Please copy every line of the records below that holds the word "Tangent".

Exercise input
[start]
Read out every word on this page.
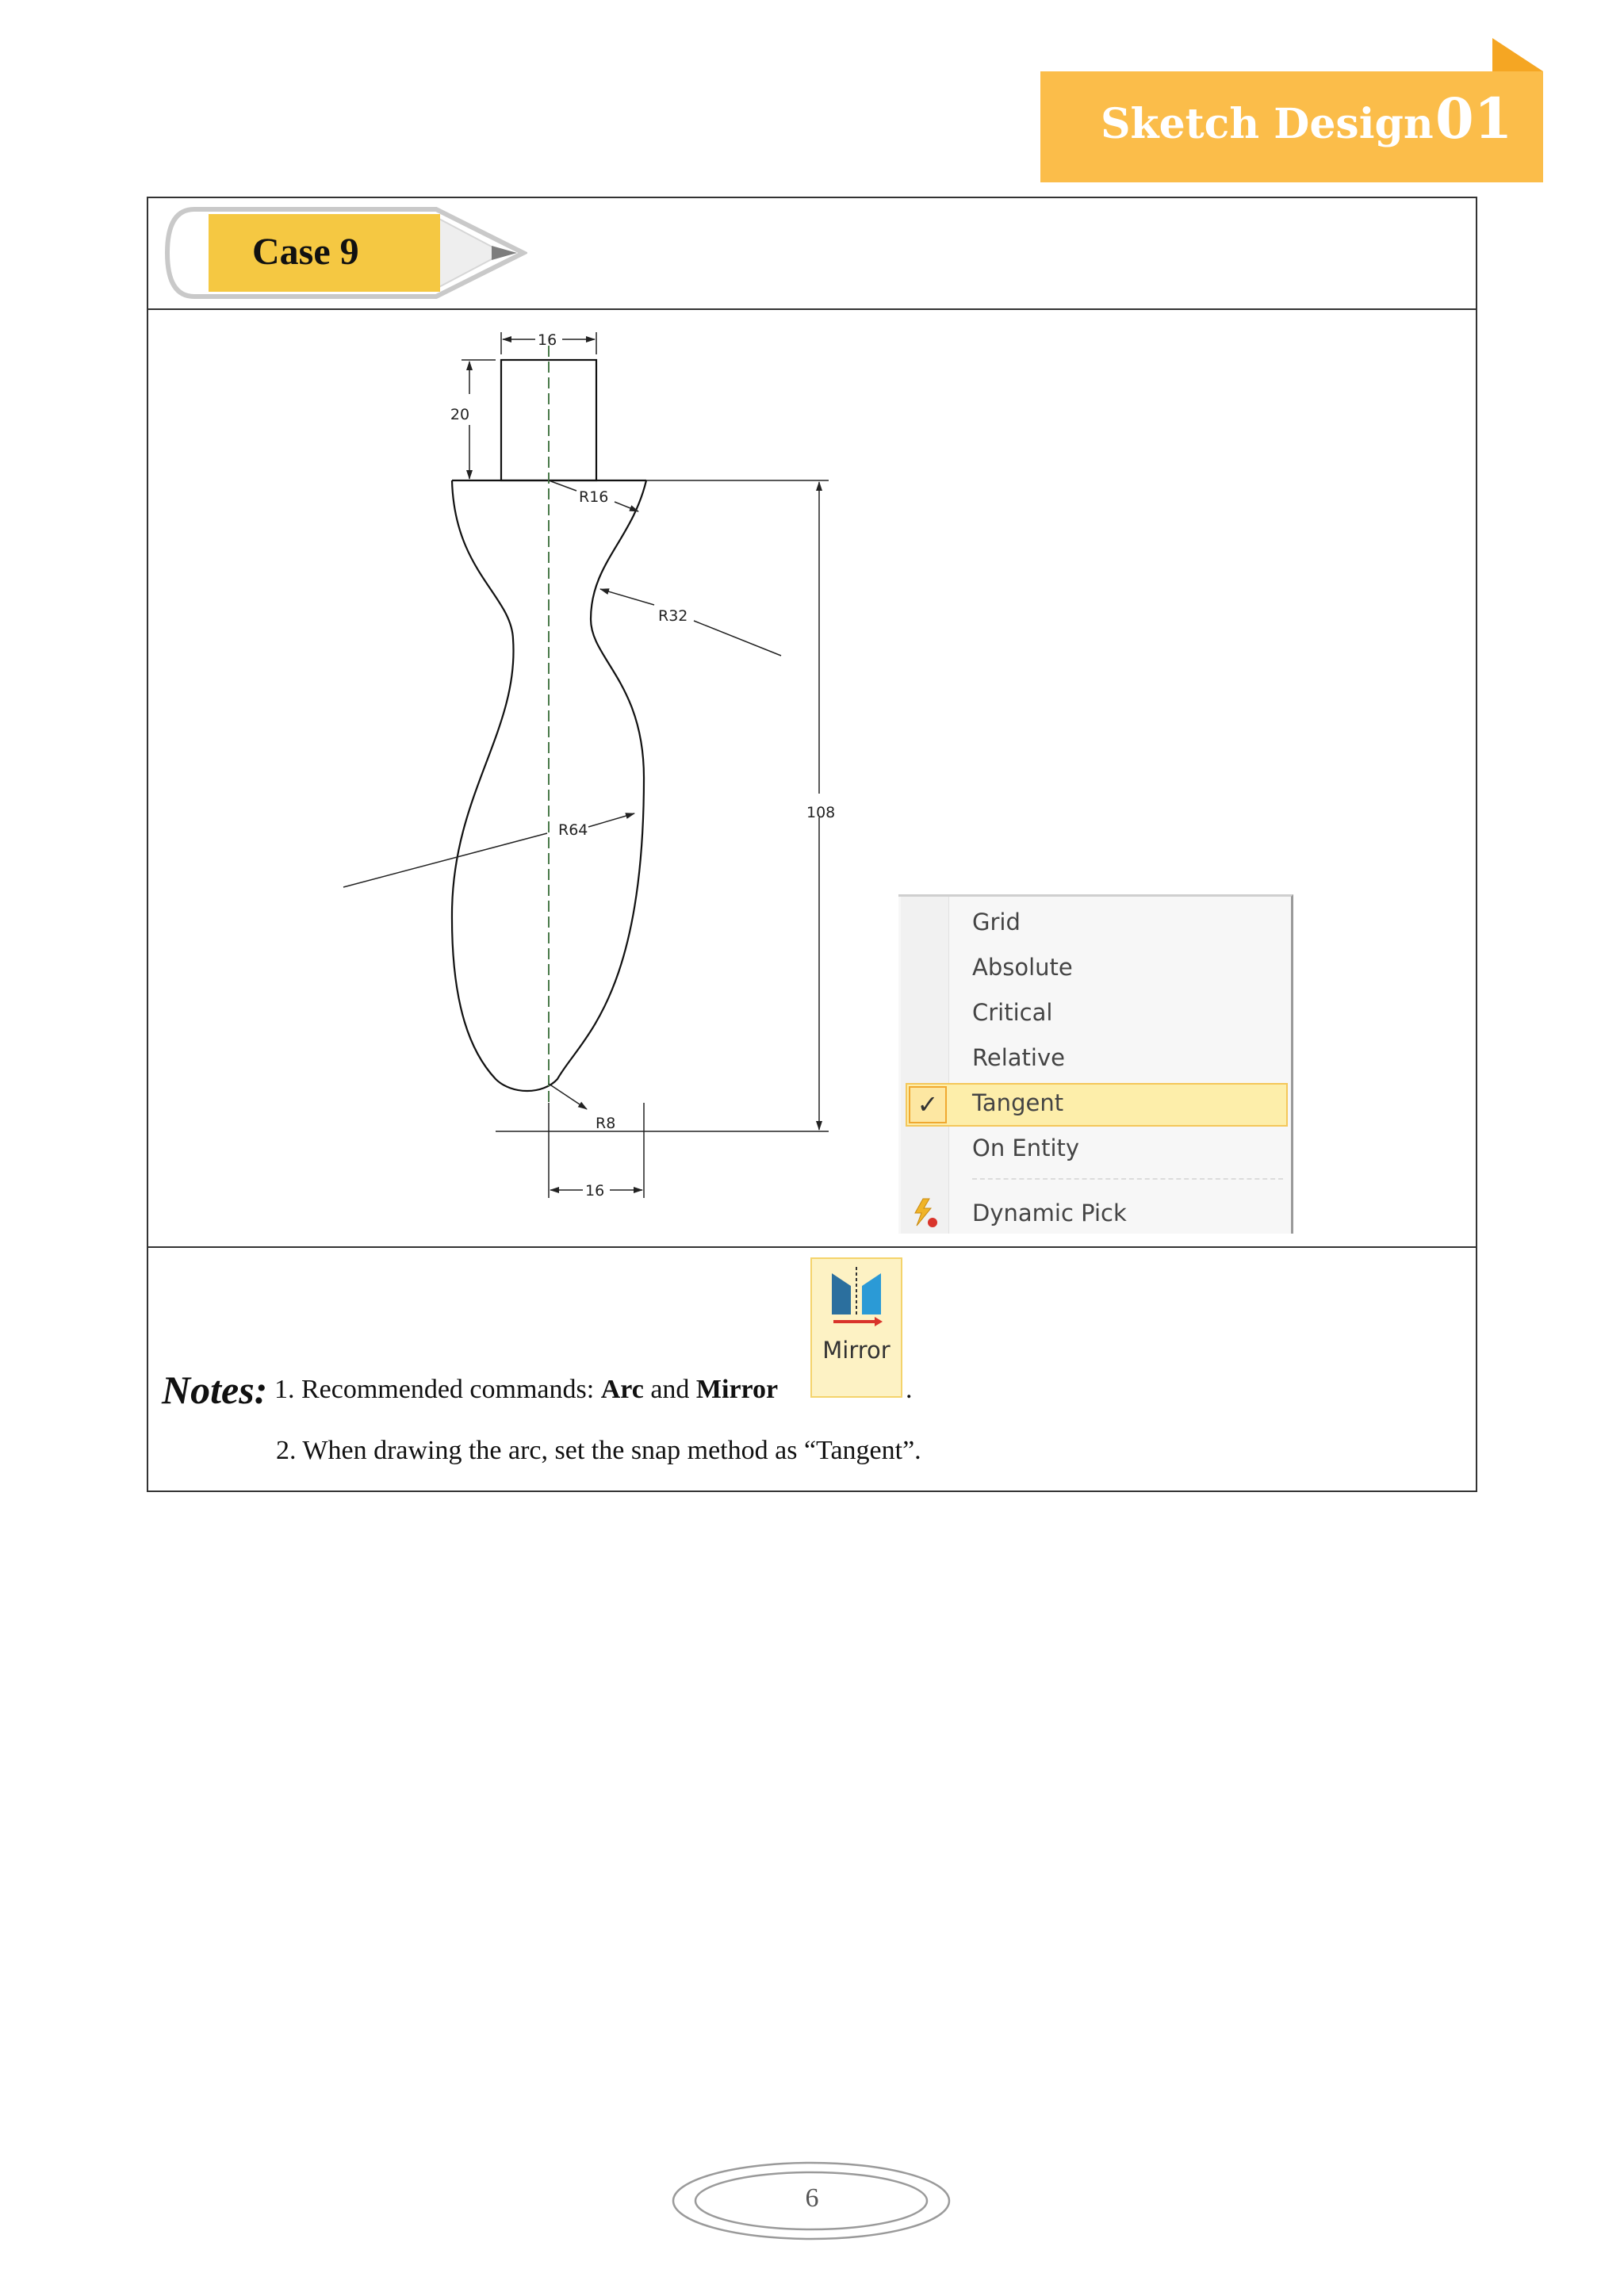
Sketch Design 01
Case 9
16
20
R16
R32
R64
108
R8
16
✓
Grid
Absolute
Critical
Relative
Tangent
On Entity
Dynamic Pick
Mirror
Notes: 1. Recommended commands: Arc and Mirror	.
2. When drawing the arc, set the snap method as “Tangent”.
6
[end]
Solution
Tangent
2. When drawing the arc, set the snap method as “Tangent”.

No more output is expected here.